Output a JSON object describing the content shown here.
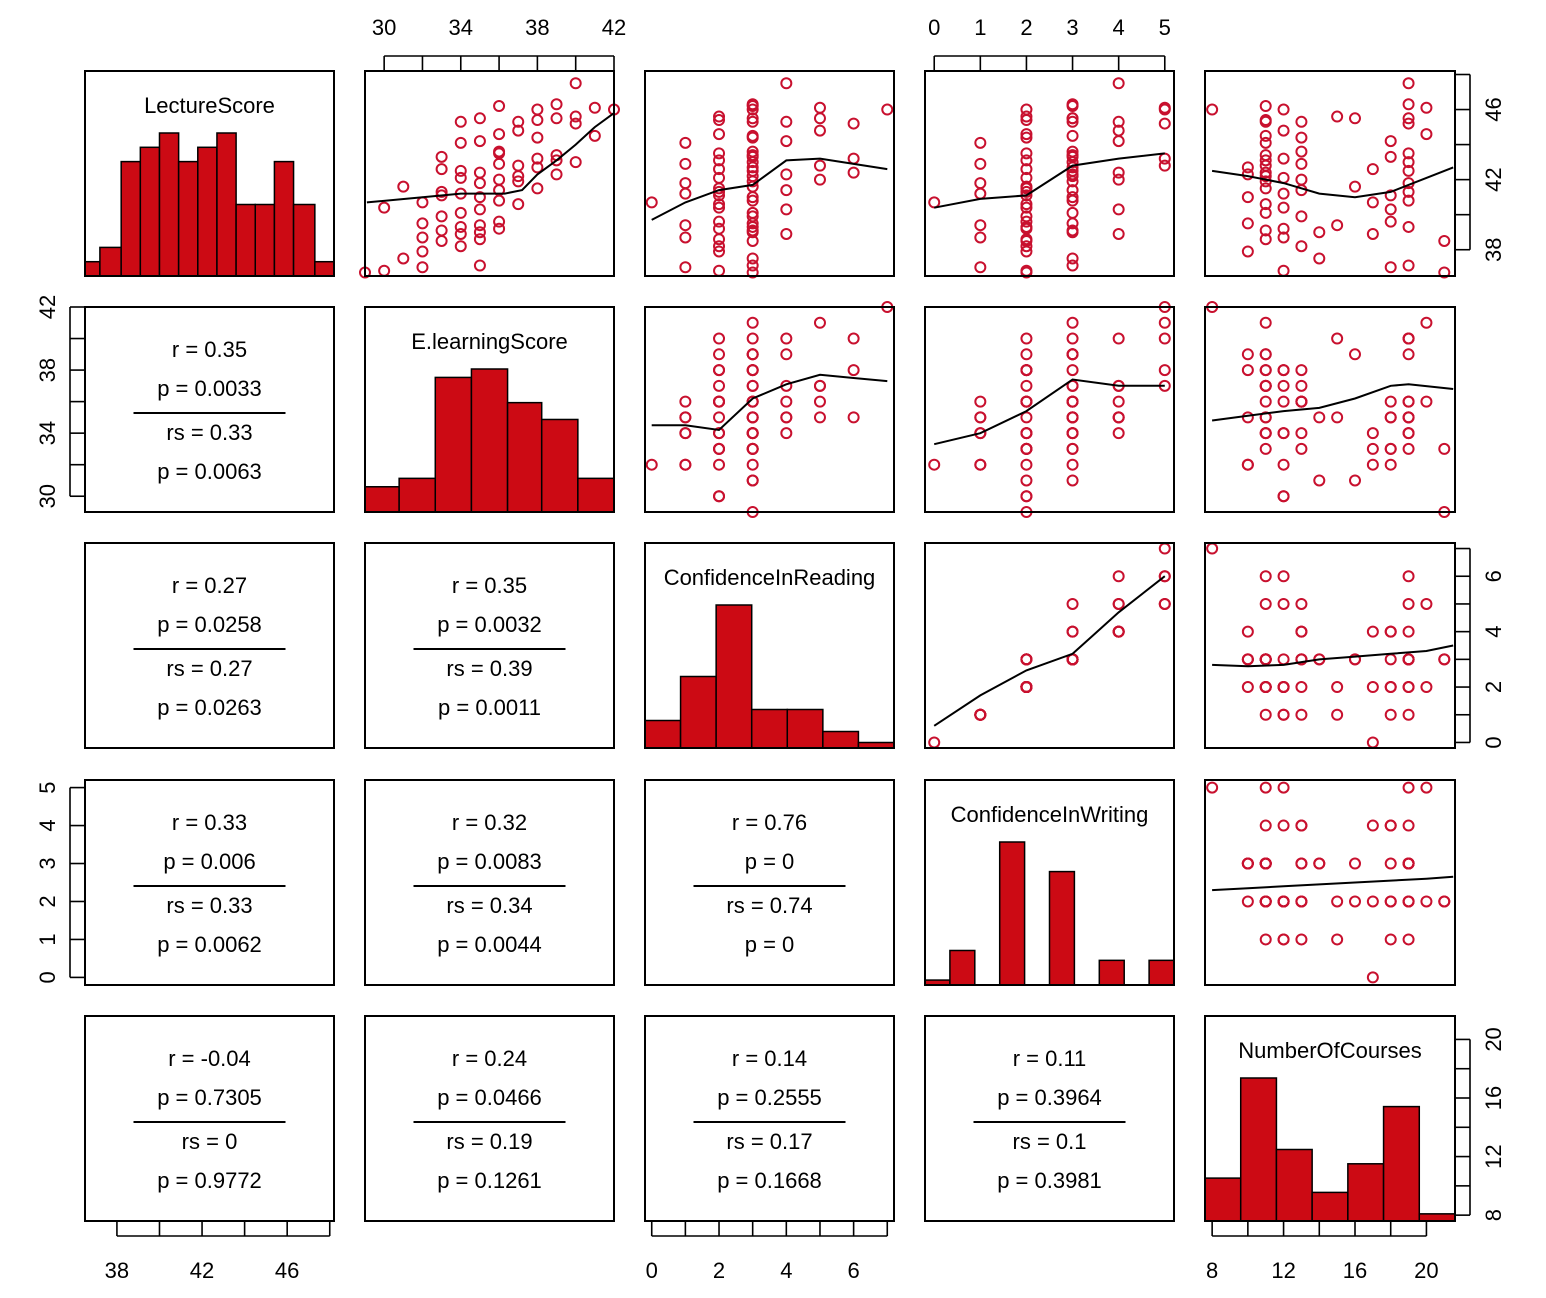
{
  "chart_data": {
    "type": "scatter-matrix",
    "variables": [
      {
        "name": "LectureScore",
        "range": [
          36.5,
          48.2
        ]
      },
      {
        "name": "E.learningScore",
        "range": [
          29.0,
          42.0
        ]
      },
      {
        "name": "ConfidenceInReading",
        "range": [
          -0.2,
          7.2
        ]
      },
      {
        "name": "ConfidenceInWriting",
        "range": [
          -0.2,
          5.2
        ]
      },
      {
        "name": "NumberOfCourses",
        "range": [
          7.6,
          21.6
        ]
      }
    ],
    "axes": {
      "top": [
        {
          "col": 1,
          "ticks": [
            30,
            32,
            34,
            36,
            38,
            40,
            42
          ],
          "labels": [
            "30",
            "34",
            "38",
            "42"
          ]
        },
        {
          "col": 3,
          "ticks": [
            0,
            1,
            2,
            3,
            4,
            5
          ],
          "labels": [
            "0",
            "1",
            "2",
            "3",
            "4",
            "5"
          ]
        }
      ],
      "bottom": [
        {
          "col": 0,
          "ticks": [
            38,
            40,
            42,
            44,
            46,
            48
          ],
          "labels": [
            "38",
            "42",
            "46"
          ]
        },
        {
          "col": 2,
          "ticks": [
            0,
            1,
            2,
            3,
            4,
            5,
            6,
            7
          ],
          "labels": [
            "0",
            "2",
            "4",
            "6"
          ]
        },
        {
          "col": 4,
          "ticks": [
            8,
            10,
            12,
            14,
            16,
            18,
            20
          ],
          "labels": [
            "8",
            "12",
            "16",
            "20"
          ]
        }
      ],
      "left": [
        {
          "row": 1,
          "ticks": [
            30,
            32,
            34,
            36,
            38,
            40,
            42
          ],
          "labels": [
            "30",
            "34",
            "38",
            "42"
          ]
        },
        {
          "row": 3,
          "ticks": [
            0,
            1,
            2,
            3,
            4,
            5
          ],
          "labels": [
            "0",
            "1",
            "2",
            "3",
            "4",
            "5"
          ]
        }
      ],
      "right": [
        {
          "row": 0,
          "ticks": [
            38,
            40,
            42,
            44,
            46,
            48
          ],
          "labels": [
            "38",
            "42",
            "46"
          ]
        },
        {
          "row": 2,
          "ticks": [
            0,
            1,
            2,
            3,
            4,
            5,
            6,
            7
          ],
          "labels": [
            "0",
            "2",
            "4",
            "6"
          ]
        },
        {
          "row": 4,
          "ticks": [
            8,
            10,
            12,
            14,
            16,
            18,
            20
          ],
          "labels": [
            "8",
            "12",
            "16",
            "20"
          ]
        }
      ]
    },
    "histograms": [
      {
        "var": 0,
        "breaks": [
          36.5,
          37.2,
          38.2,
          39.1,
          40,
          40.9,
          41.8,
          42.7,
          43.6,
          44.5,
          45.4,
          46.3,
          47.3,
          48.2
        ],
        "heights": [
          1,
          2,
          8,
          9,
          10,
          8,
          9,
          10,
          5,
          5,
          8,
          5,
          1
        ]
      },
      {
        "var": 1,
        "breaks": [
          29,
          30.7,
          32.5,
          34.3,
          36.1,
          37.8,
          39.6,
          41.4
        ],
        "heights": [
          3,
          4,
          16,
          17,
          13,
          11,
          4
        ]
      },
      {
        "var": 2,
        "breaks": [
          0,
          1,
          2,
          3,
          4,
          5,
          6,
          7
        ],
        "heights": [
          5,
          13,
          26,
          7,
          7,
          3,
          1
        ]
      },
      {
        "var": 3,
        "breaks": [
          0,
          0.5,
          1,
          1.5,
          2,
          2.5,
          3,
          3.5,
          4,
          4.5,
          5
        ],
        "heights": [
          1,
          7,
          0,
          29,
          0,
          23,
          0,
          5,
          0,
          5
        ],
        "drawZero": false
      },
      {
        "var": 4,
        "breaks": [
          8,
          10,
          12,
          14,
          16,
          18,
          20,
          22
        ],
        "heights": [
          6,
          20,
          10,
          4,
          8,
          16,
          1
        ]
      }
    ],
    "data": {
      "LectureScore": [
        47.5,
        46.0,
        46.3,
        46.2,
        46.1,
        46.0,
        45.6,
        45.5,
        45.5,
        45.4,
        45.3,
        45.3,
        45.2,
        44.8,
        44.6,
        44.5,
        44.4,
        44.2,
        43.5,
        43.4,
        43.3,
        43.2,
        43.1,
        43.0,
        42.9,
        42.8,
        42.7,
        42.6,
        42.5,
        42.4,
        42.3,
        42.1,
        42.0,
        41.9,
        41.8,
        41.6,
        41.5,
        41.4,
        41.2,
        41.1,
        41.0,
        40.8,
        40.7,
        40.6,
        40.4,
        40.1,
        39.9,
        39.6,
        39.5,
        39.4,
        39.3,
        39.2,
        39.1,
        39.0,
        38.9,
        38.7,
        38.6,
        38.5,
        38.2,
        37.9,
        37.5,
        37.1,
        37.0,
        36.8,
        36.7,
        44.1,
        43.6,
        40.3,
        41.3,
        42.2
      ],
      "E.learningScore": [
        40,
        42,
        39,
        36,
        41,
        38,
        40,
        39,
        35,
        38,
        37,
        34,
        40,
        37,
        36,
        41,
        38,
        35,
        36,
        39,
        33,
        38,
        39,
        40,
        36,
        37,
        38,
        33,
        34,
        35,
        39,
        34,
        36,
        37,
        35,
        31,
        38,
        36,
        34,
        33,
        35,
        36,
        32,
        37,
        30,
        34,
        33,
        36,
        32,
        35,
        34,
        36,
        33,
        35,
        34,
        32,
        35,
        33,
        34,
        32,
        31,
        35,
        32,
        30,
        29,
        34,
        36,
        35,
        33,
        37
      ],
      "ConfidenceInReading": [
        4,
        7,
        3,
        3,
        5,
        3,
        2,
        3,
        5,
        2,
        4,
        3,
        6,
        5,
        2,
        3,
        3,
        4,
        2,
        3,
        3,
        6,
        2,
        3,
        1,
        5,
        3,
        2,
        3,
        6,
        4,
        2,
        5,
        3,
        1,
        3,
        2,
        4,
        1,
        2,
        3,
        3,
        0,
        2,
        2,
        3,
        3,
        2,
        3,
        1,
        3,
        2,
        3,
        3,
        4,
        1,
        2,
        3,
        2,
        2,
        3,
        3,
        1,
        2,
        3,
        1,
        3,
        4,
        2,
        3
      ],
      "ConfidenceInWriting": [
        4,
        5,
        3,
        3,
        5,
        2,
        2,
        3,
        3,
        2,
        4,
        3,
        5,
        4,
        2,
        3,
        2,
        4,
        2,
        3,
        3,
        5,
        2,
        3,
        1,
        5,
        3,
        2,
        3,
        4,
        3,
        2,
        4,
        3,
        1,
        2,
        2,
        3,
        1,
        2,
        3,
        3,
        0,
        2,
        2,
        3,
        2,
        2,
        3,
        1,
        2,
        2,
        3,
        3,
        4,
        1,
        2,
        2,
        2,
        2,
        3,
        3,
        1,
        2,
        2,
        1,
        3,
        4,
        2,
        3
      ],
      "NumberOfCourses": [
        19,
        8,
        19,
        11,
        20,
        12,
        15,
        16,
        19,
        11,
        13,
        11,
        19,
        12,
        20,
        11,
        13,
        18,
        19,
        11,
        18,
        12,
        11,
        19,
        13,
        11,
        10,
        17,
        19,
        11,
        10,
        12,
        13,
        11,
        19,
        16,
        11,
        13,
        12,
        18,
        10,
        19,
        17,
        11,
        12,
        11,
        13,
        18,
        10,
        15,
        19,
        12,
        11,
        14,
        17,
        12,
        11,
        21,
        13,
        10,
        14,
        19,
        18,
        12,
        21,
        11,
        13,
        18,
        19,
        11
      ]
    },
    "smooth": {
      "0-1": [
        [
          29.1,
          40.7
        ],
        [
          32,
          41.0
        ],
        [
          34,
          41.2
        ],
        [
          36.3,
          41.2
        ],
        [
          37.2,
          41.4
        ],
        [
          38,
          42.3
        ],
        [
          39,
          43.1
        ],
        [
          40,
          44.0
        ],
        [
          41,
          45.0
        ],
        [
          42,
          45.8
        ]
      ],
      "0-2": [
        [
          0,
          39.7
        ],
        [
          1,
          40.7
        ],
        [
          2,
          41.4
        ],
        [
          3,
          41.7
        ],
        [
          4,
          43.1
        ],
        [
          5,
          43.2
        ],
        [
          6,
          42.9
        ],
        [
          7,
          42.6
        ]
      ],
      "0-3": [
        [
          0,
          40.4
        ],
        [
          1,
          40.9
        ],
        [
          2,
          41.1
        ],
        [
          3,
          42.8
        ],
        [
          4,
          43.2
        ],
        [
          5,
          43.5
        ]
      ],
      "0-4": [
        [
          8,
          42.5
        ],
        [
          10,
          42.2
        ],
        [
          12,
          41.8
        ],
        [
          14,
          41.2
        ],
        [
          16,
          41.0
        ],
        [
          18,
          41.3
        ],
        [
          20,
          42.1
        ],
        [
          21.5,
          42.7
        ]
      ],
      "1-2": [
        [
          0,
          34.5
        ],
        [
          1,
          34.5
        ],
        [
          2,
          34.2
        ],
        [
          3,
          36.2
        ],
        [
          4,
          37.1
        ],
        [
          5,
          37.7
        ],
        [
          6,
          37.5
        ],
        [
          7,
          37.3
        ]
      ],
      "1-3": [
        [
          0,
          33.3
        ],
        [
          1,
          34.0
        ],
        [
          2,
          35.4
        ],
        [
          3,
          37.4
        ],
        [
          4,
          37.0
        ],
        [
          5,
          37.0
        ]
      ],
      "1-4": [
        [
          8,
          34.8
        ],
        [
          10,
          35.1
        ],
        [
          12,
          35.4
        ],
        [
          14,
          35.6
        ],
        [
          16,
          36.2
        ],
        [
          18,
          37.0
        ],
        [
          19,
          37.1
        ],
        [
          21.5,
          36.8
        ]
      ],
      "2-3": [
        [
          0,
          0.6
        ],
        [
          1,
          1.7
        ],
        [
          2,
          2.6
        ],
        [
          3,
          3.2
        ],
        [
          4,
          4.7
        ],
        [
          5,
          6.0
        ]
      ],
      "2-4": [
        [
          8,
          2.8
        ],
        [
          10,
          2.75
        ],
        [
          12,
          2.8
        ],
        [
          14,
          3.0
        ],
        [
          16,
          3.1
        ],
        [
          18,
          3.2
        ],
        [
          20,
          3.3
        ],
        [
          21.5,
          3.5
        ]
      ],
      "3-4": [
        [
          8,
          2.3
        ],
        [
          10,
          2.35
        ],
        [
          12,
          2.4
        ],
        [
          14,
          2.45
        ],
        [
          16,
          2.5
        ],
        [
          18,
          2.55
        ],
        [
          20,
          2.6
        ],
        [
          21.5,
          2.65
        ]
      ]
    },
    "stats": [
      {
        "row": 1,
        "col": 0,
        "r": "r = 0.35",
        "p": "p = 0.0033",
        "rs": "rs = 0.33",
        "ps": "p = 0.0063"
      },
      {
        "row": 2,
        "col": 0,
        "r": "r = 0.27",
        "p": "p = 0.0258",
        "rs": "rs = 0.27",
        "ps": "p = 0.0263"
      },
      {
        "row": 2,
        "col": 1,
        "r": "r = 0.35",
        "p": "p = 0.0032",
        "rs": "rs = 0.39",
        "ps": "p = 0.0011"
      },
      {
        "row": 3,
        "col": 0,
        "r": "r = 0.33",
        "p": "p = 0.006",
        "rs": "rs = 0.33",
        "ps": "p = 0.0062"
      },
      {
        "row": 3,
        "col": 1,
        "r": "r = 0.32",
        "p": "p = 0.0083",
        "rs": "rs = 0.34",
        "ps": "p = 0.0044"
      },
      {
        "row": 3,
        "col": 2,
        "r": "r = 0.76",
        "p": "p = 0",
        "rs": "rs = 0.74",
        "ps": "p = 0"
      },
      {
        "row": 4,
        "col": 0,
        "r": "r = -0.04",
        "p": "p = 0.7305",
        "rs": "rs = 0",
        "ps": "p = 0.9772"
      },
      {
        "row": 4,
        "col": 1,
        "r": "r = 0.24",
        "p": "p = 0.0466",
        "rs": "rs = 0.19",
        "ps": "p = 0.1261"
      },
      {
        "row": 4,
        "col": 2,
        "r": "r = 0.14",
        "p": "p = 0.2555",
        "rs": "rs = 0.17",
        "ps": "p = 0.1668"
      },
      {
        "row": 4,
        "col": 3,
        "r": "r = 0.11",
        "p": "p = 0.3964",
        "rs": "rs = 0.1",
        "ps": "p = 0.3981"
      }
    ],
    "colors": {
      "points": "#c8102e",
      "bars": "#cc0a14",
      "lines": "#000000"
    }
  }
}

* **Problem**: Pick out the lines above containing the word "ConfidenceInReading", then copy them.

* **Complete answer**:
        "name": "ConfidenceInReading",
      "ConfidenceInReading": [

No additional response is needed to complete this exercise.